Image region annotations

# # # #

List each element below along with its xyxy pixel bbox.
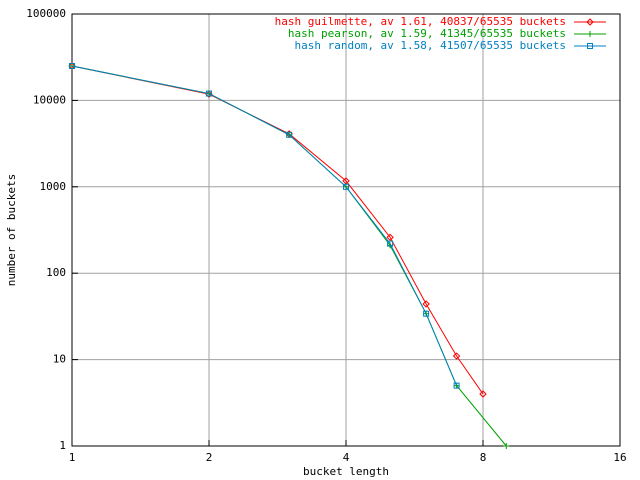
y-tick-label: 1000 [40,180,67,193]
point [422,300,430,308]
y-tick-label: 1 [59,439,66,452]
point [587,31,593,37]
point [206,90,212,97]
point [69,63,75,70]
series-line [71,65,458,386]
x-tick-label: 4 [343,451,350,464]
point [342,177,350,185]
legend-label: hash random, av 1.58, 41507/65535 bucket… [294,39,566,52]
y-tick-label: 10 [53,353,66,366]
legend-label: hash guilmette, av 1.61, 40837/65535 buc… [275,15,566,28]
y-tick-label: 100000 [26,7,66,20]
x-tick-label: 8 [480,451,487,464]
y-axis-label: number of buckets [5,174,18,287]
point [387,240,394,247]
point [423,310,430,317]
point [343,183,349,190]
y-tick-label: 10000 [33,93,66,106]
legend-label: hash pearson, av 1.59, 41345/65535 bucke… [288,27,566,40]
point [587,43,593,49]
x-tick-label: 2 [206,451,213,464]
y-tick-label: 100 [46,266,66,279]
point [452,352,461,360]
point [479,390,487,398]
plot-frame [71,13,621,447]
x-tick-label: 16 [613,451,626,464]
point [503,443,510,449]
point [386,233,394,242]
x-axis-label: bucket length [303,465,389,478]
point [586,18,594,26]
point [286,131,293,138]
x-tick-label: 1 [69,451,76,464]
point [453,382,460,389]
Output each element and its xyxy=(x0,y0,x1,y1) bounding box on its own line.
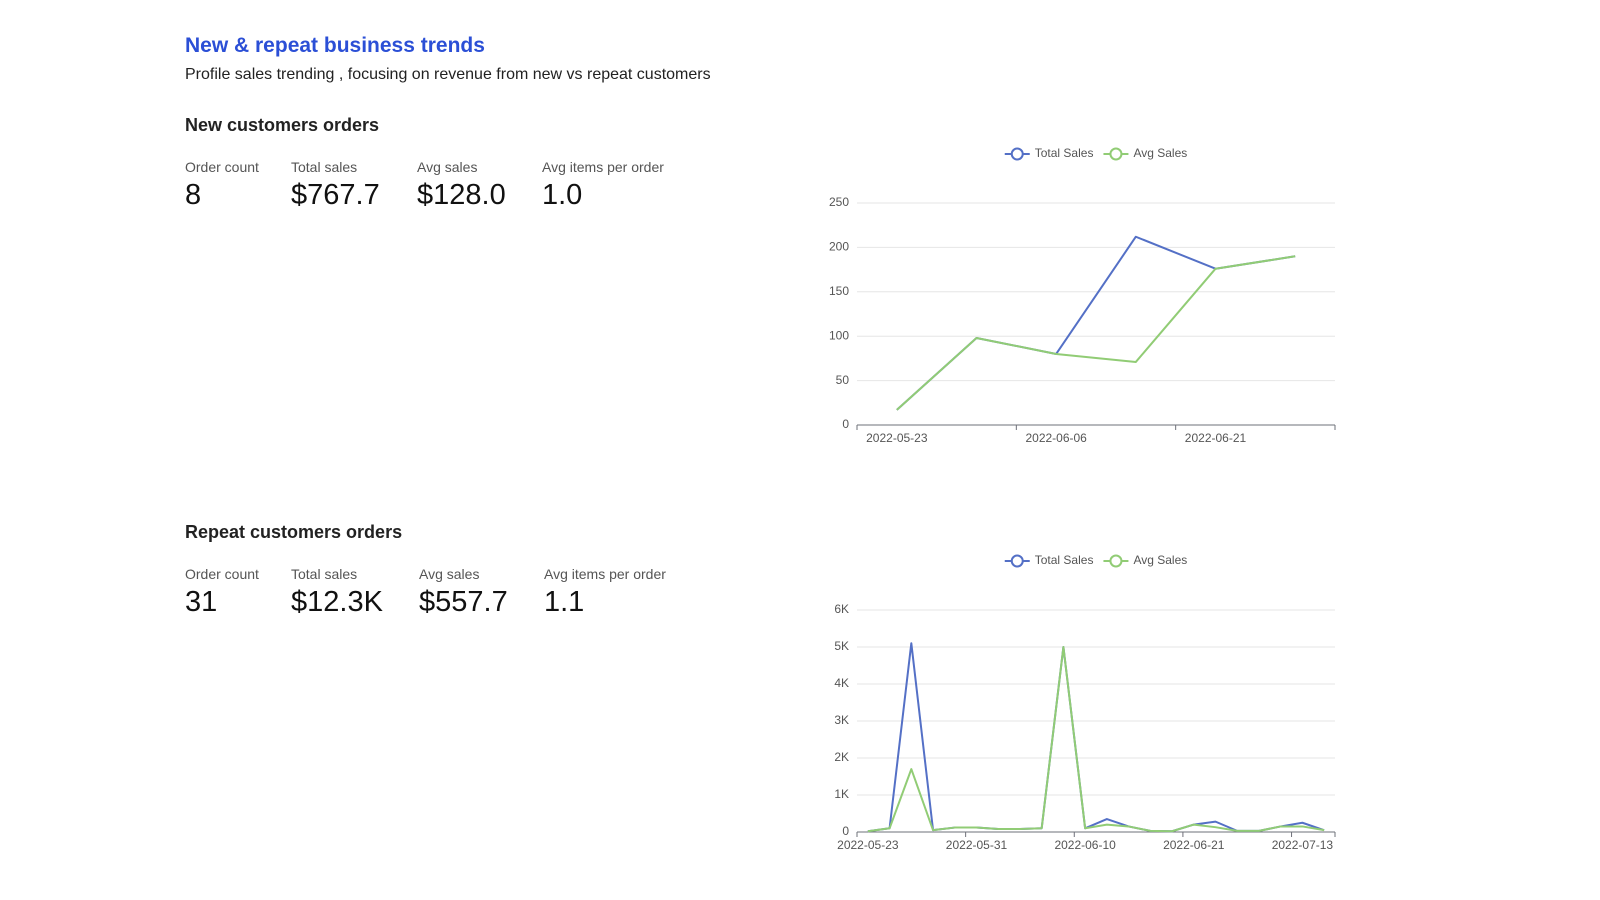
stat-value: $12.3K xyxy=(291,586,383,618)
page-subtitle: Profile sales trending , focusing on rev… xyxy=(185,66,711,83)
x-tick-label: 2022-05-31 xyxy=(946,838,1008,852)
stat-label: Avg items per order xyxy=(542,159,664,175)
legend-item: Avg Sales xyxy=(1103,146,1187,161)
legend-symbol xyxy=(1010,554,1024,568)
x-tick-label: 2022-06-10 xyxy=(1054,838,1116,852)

# # # #

• **Problem details**: From the line with "stat-value: $12.3K xyxy=(291,586,383,618)" up to and including the line with "legend-symbol xyxy=(1010,554,1024,568)", rename "stat-label" to "metric-label" and reproduce those lines with everything else unchanged.

• **Response**:
stat-value: $12.3K xyxy=(291,586,383,618)
page-subtitle: Profile sales trending , focusing on rev… xyxy=(185,66,711,83)
x-tick-label: 2022-05-31 xyxy=(946,838,1008,852)
metric-label: Avg items per order xyxy=(542,159,664,175)
legend-item: Avg Sales xyxy=(1103,146,1187,161)
legend-symbol xyxy=(1010,554,1024,568)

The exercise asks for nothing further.